## Directions for this task
Repeat each record below exactly as given.

>> START

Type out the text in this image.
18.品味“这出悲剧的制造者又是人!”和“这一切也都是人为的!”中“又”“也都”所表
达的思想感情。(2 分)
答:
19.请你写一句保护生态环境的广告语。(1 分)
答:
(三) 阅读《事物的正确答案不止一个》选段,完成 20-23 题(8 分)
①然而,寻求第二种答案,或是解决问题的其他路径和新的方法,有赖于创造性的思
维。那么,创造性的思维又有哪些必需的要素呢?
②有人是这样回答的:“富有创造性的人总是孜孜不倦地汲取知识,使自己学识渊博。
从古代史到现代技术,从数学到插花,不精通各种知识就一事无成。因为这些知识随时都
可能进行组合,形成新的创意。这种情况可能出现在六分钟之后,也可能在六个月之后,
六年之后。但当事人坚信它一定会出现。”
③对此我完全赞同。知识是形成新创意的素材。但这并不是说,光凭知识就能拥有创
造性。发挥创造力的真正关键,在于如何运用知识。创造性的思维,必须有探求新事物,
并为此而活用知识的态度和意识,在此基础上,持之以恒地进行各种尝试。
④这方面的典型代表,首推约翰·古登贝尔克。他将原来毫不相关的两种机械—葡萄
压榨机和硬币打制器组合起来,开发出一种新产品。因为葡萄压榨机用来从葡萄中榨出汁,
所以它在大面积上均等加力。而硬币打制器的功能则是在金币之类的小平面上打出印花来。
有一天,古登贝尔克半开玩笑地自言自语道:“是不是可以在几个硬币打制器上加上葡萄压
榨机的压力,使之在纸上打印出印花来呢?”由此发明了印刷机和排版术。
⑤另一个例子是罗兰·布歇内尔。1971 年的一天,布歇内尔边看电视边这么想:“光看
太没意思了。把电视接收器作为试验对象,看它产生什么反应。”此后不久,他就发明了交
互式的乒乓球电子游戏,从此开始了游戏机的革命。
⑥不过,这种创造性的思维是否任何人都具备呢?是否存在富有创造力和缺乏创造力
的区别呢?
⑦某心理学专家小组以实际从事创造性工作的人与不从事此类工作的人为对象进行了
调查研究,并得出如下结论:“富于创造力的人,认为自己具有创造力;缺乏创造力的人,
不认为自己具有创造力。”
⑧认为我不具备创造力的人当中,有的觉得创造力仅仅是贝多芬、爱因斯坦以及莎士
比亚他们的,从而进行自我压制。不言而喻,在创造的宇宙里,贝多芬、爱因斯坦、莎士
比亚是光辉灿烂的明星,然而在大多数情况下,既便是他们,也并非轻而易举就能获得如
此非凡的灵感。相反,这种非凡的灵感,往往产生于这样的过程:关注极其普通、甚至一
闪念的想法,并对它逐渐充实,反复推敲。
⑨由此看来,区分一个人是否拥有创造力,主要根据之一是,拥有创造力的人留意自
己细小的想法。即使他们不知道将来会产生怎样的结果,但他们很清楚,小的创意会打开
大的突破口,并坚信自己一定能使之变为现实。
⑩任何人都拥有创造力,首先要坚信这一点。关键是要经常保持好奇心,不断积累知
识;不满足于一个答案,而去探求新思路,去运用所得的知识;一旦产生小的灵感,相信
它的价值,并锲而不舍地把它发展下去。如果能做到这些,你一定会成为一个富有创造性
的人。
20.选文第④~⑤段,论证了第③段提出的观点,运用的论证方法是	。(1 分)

>> END

## Task solution
Type out the text in this image.
18.品味“这出悲剧的制造者又是人!”和“这一切也都是人为的!”中“又”“也都”所表
达的思想感情。(2 分)
答:
19.请你写一句保护生态环境的广告语。(1 分)
答:
(三) 阅读《事物的正确答案不止一个》选段,完成 20-23 题(8 分)
①然而,寻求第二种答案,或是解决问题的其他路径和新的方法,有赖于创造性的思
维。那么,创造性的思维又有哪些必需的要素呢?
②有人是这样回答的:“富有创造性的人总是孜孜不倦地汲取知识,使自己学识渊博。
从古代史到现代技术,从数学到插花,不精通各种知识就一事无成。因为这些知识随时都
可能进行组合,形成新的创意。这种情况可能出现在六分钟之后,也可能在六个月之后,
六年之后。但当事人坚信它一定会出现。”
③对此我完全赞同。知识是形成新创意的素材。但这并不是说,光凭知识就能拥有创
造性。发挥创造力的真正关键,在于如何运用知识。创造性的思维,必须有探求新事物,
并为此而活用知识的态度和意识,在此基础上,持之以恒地进行各种尝试。
④这方面的典型代表,首推约翰·古登贝尔克。他将原来毫不相关的两种机械—葡萄
压榨机和硬币打制器组合起来,开发出一种新产品。因为葡萄压榨机用来从葡萄中榨出汁,
所以它在大面积上均等加力。而硬币打制器的功能则是在金币之类的小平面上打出印花来。
有一天,古登贝尔克半开玩笑地自言自语道:“是不是可以在几个硬币打制器上加上葡萄压
榨机的压力,使之在纸上打印出印花来呢?”由此发明了印刷机和排版术。
⑤另一个例子是罗兰·布歇内尔。1971 年的一天,布歇内尔边看电视边这么想:“光看
太没意思了。把电视接收器作为试验对象,看它产生什么反应。”此后不久,他就发明了交
互式的乒乓球电子游戏,从此开始了游戏机的革命。
⑥不过,这种创造性的思维是否任何人都具备呢?是否存在富有创造力和缺乏创造力
的区别呢?
⑦某心理学专家小组以实际从事创造性工作的人与不从事此类工作的人为对象进行了
调查研究,并得出如下结论:“富于创造力的人,认为自己具有创造力;缺乏创造力的人,
不认为自己具有创造力。”
⑧认为我不具备创造力的人当中,有的觉得创造力仅仅是贝多芬、爱因斯坦以及莎士
比亚他们的,从而进行自我压制。不言而喻,在创造的宇宙里,贝多芬、爱因斯坦、莎士
比亚是光辉灿烂的明星,然而在大多数情况下,既便是他们,也并非轻而易举就能获得如
此非凡的灵感。相反,这种非凡的灵感,往往产生于这样的过程:关注极其普通、甚至一
闪念的想法,并对它逐渐充实,反复推敲。
⑨由此看来,区分一个人是否拥有创造力,主要根据之一是,拥有创造力的人留意自
己细小的想法。即使他们不知道将来会产生怎样的结果,但他们很清楚,小的创意会打开
大的突破口,并坚信自己一定能使之变为现实。
⑩任何人都拥有创造力,首先要坚信这一点。关键是要经常保持好奇心,不断积累知
识;不满足于一个答案,而去探求新思路,去运用所得的知识;一旦产生小的灵感,相信
它的价值,并锲而不舍地把它发展下去。如果能做到这些,你一定会成为一个富有创造性
的人。
20.选文第④~⑤段,论证了第③段提出的观点,运用的论证方法是	。(1 分)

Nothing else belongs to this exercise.